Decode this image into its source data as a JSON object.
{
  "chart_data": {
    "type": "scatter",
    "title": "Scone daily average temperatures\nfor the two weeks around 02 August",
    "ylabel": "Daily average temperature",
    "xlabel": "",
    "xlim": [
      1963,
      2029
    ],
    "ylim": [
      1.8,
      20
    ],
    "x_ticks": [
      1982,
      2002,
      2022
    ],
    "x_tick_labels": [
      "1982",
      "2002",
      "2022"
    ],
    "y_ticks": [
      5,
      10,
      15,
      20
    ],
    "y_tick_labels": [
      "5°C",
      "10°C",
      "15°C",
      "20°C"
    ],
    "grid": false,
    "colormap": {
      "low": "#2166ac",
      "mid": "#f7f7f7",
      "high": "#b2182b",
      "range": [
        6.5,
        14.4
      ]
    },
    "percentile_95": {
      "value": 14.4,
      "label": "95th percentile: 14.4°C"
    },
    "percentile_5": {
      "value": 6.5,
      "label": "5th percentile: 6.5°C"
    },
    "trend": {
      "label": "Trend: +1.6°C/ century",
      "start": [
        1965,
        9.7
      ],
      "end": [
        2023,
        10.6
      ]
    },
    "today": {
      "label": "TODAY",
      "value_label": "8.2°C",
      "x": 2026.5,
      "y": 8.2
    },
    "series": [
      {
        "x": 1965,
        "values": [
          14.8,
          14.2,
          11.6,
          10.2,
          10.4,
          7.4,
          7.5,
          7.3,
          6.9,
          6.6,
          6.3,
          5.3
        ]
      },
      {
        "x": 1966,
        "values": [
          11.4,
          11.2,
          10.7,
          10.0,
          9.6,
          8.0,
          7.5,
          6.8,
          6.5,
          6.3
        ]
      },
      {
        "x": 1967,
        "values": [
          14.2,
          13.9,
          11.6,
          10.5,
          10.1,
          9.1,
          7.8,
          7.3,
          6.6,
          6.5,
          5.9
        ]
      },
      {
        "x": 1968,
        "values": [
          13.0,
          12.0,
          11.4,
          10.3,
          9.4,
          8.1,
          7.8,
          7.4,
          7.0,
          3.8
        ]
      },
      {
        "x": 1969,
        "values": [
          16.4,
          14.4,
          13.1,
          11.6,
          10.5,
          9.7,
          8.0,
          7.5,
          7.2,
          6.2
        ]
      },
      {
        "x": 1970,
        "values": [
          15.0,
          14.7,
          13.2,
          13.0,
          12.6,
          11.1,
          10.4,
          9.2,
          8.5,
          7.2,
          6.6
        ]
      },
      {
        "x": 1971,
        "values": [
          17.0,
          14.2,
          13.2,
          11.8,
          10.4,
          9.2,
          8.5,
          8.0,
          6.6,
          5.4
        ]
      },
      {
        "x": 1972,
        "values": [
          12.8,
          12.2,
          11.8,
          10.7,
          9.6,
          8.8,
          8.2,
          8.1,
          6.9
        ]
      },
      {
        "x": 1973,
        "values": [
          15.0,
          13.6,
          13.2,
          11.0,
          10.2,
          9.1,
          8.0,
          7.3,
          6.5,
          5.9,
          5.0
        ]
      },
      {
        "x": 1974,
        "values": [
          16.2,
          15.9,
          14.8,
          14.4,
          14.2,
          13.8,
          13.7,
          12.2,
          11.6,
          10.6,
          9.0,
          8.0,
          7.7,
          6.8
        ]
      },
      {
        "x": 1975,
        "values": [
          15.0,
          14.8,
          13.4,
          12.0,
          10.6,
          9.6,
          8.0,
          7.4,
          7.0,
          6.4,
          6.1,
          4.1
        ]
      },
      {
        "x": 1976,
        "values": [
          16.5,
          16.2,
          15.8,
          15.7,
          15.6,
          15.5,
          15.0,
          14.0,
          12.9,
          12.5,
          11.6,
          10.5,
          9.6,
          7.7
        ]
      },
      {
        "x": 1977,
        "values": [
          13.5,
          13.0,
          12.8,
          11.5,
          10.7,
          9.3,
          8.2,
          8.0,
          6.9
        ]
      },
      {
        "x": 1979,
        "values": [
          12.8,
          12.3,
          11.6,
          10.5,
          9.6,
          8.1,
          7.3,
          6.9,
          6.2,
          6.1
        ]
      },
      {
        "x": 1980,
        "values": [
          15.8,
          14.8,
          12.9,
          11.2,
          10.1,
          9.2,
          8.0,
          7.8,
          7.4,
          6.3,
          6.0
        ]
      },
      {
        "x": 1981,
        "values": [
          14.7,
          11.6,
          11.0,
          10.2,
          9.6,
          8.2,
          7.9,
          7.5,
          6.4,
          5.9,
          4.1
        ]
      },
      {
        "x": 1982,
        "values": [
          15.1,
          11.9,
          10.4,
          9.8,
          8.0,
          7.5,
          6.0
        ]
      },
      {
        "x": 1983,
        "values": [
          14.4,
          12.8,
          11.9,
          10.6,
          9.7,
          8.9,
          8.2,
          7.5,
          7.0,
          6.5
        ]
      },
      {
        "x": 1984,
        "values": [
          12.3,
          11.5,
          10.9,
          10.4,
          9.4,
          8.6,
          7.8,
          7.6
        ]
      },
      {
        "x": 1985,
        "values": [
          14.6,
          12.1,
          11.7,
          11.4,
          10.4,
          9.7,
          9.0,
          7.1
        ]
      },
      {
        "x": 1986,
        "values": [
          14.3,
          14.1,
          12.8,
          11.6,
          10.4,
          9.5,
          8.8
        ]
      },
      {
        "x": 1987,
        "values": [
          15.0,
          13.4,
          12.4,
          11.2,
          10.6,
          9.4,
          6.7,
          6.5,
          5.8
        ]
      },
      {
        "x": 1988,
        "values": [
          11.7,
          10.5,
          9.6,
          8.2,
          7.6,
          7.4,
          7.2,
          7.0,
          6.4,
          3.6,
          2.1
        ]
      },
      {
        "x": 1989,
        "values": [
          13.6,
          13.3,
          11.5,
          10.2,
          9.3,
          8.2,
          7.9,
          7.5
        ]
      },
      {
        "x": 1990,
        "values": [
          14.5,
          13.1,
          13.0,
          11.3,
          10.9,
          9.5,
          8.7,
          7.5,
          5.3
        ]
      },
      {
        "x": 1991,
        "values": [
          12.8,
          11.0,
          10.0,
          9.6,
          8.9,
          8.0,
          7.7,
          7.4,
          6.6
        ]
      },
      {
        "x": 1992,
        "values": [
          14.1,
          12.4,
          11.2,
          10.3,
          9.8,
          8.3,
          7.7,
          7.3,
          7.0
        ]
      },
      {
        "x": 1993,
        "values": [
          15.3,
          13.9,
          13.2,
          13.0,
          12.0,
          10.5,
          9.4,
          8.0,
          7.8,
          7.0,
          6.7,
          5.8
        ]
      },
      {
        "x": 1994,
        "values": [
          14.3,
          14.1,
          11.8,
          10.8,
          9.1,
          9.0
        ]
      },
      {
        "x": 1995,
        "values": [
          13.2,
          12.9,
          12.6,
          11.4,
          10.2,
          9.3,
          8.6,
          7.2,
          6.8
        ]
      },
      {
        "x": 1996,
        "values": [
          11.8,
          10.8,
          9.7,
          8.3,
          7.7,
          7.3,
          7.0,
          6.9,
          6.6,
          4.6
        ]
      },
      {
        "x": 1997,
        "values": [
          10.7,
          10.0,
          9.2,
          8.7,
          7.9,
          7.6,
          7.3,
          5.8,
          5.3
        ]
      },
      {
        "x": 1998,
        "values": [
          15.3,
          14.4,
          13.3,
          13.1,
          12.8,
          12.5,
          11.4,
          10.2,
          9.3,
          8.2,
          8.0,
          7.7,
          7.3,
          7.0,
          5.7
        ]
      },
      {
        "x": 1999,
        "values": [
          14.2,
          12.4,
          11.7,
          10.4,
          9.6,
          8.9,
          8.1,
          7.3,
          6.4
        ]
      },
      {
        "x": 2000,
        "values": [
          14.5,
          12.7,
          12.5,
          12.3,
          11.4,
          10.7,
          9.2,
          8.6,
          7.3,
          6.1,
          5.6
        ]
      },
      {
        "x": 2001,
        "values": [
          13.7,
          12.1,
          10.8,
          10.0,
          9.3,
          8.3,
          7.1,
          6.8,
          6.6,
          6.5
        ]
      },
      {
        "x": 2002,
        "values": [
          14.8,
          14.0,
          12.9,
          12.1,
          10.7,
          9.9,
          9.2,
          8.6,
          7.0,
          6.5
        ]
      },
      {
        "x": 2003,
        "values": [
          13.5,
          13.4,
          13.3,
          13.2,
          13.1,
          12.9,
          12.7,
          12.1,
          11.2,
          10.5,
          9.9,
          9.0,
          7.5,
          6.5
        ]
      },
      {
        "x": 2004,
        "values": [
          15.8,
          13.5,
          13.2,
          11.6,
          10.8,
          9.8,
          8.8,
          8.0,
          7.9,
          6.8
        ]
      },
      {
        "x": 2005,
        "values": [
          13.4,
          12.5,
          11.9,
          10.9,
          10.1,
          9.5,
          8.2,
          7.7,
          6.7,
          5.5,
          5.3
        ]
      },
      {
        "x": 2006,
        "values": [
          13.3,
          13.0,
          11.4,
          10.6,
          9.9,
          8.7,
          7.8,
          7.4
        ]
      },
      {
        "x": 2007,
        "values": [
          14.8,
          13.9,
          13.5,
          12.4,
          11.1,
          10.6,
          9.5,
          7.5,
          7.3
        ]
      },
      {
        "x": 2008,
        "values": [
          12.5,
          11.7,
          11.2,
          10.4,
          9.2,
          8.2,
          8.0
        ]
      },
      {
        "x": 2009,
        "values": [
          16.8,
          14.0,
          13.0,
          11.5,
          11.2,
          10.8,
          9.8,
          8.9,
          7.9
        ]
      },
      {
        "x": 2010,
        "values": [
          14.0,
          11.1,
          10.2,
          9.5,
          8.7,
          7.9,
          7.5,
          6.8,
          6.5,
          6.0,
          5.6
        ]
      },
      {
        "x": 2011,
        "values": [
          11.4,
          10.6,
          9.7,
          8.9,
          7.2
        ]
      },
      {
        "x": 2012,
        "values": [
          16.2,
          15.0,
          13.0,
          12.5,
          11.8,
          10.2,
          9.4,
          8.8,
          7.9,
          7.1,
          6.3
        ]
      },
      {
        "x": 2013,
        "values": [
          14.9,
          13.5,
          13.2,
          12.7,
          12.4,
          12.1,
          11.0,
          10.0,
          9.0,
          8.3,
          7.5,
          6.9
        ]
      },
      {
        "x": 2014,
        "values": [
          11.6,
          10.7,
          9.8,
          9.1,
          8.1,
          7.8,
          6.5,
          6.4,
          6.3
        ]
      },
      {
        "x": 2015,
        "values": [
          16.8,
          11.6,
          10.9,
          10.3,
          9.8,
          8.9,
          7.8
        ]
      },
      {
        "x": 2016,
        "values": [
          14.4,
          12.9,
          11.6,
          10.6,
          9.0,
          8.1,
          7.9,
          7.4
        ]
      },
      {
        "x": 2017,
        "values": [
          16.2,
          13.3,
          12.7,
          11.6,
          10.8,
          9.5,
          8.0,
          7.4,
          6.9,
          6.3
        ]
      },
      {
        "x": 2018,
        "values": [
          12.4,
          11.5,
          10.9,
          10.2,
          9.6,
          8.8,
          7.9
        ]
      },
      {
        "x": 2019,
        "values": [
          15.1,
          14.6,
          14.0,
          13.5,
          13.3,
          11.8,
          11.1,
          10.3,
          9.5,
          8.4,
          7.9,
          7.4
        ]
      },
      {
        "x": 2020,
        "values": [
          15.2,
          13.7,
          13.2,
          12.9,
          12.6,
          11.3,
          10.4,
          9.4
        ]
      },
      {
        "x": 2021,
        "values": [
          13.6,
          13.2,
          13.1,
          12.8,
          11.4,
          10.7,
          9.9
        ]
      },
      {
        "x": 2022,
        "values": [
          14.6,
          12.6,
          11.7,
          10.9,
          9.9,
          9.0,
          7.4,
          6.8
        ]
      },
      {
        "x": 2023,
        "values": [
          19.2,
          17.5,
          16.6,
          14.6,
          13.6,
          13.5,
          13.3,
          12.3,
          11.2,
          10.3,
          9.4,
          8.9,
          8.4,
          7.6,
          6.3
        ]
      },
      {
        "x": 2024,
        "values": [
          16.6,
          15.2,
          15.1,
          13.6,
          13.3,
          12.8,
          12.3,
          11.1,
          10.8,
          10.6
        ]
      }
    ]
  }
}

### Problem
Return each line where "average" shows up.

### Exercise response
    "title": "Scone daily average temperatures\nfor the two weeks around 02 August",
    "ylabel": "Daily average temperature",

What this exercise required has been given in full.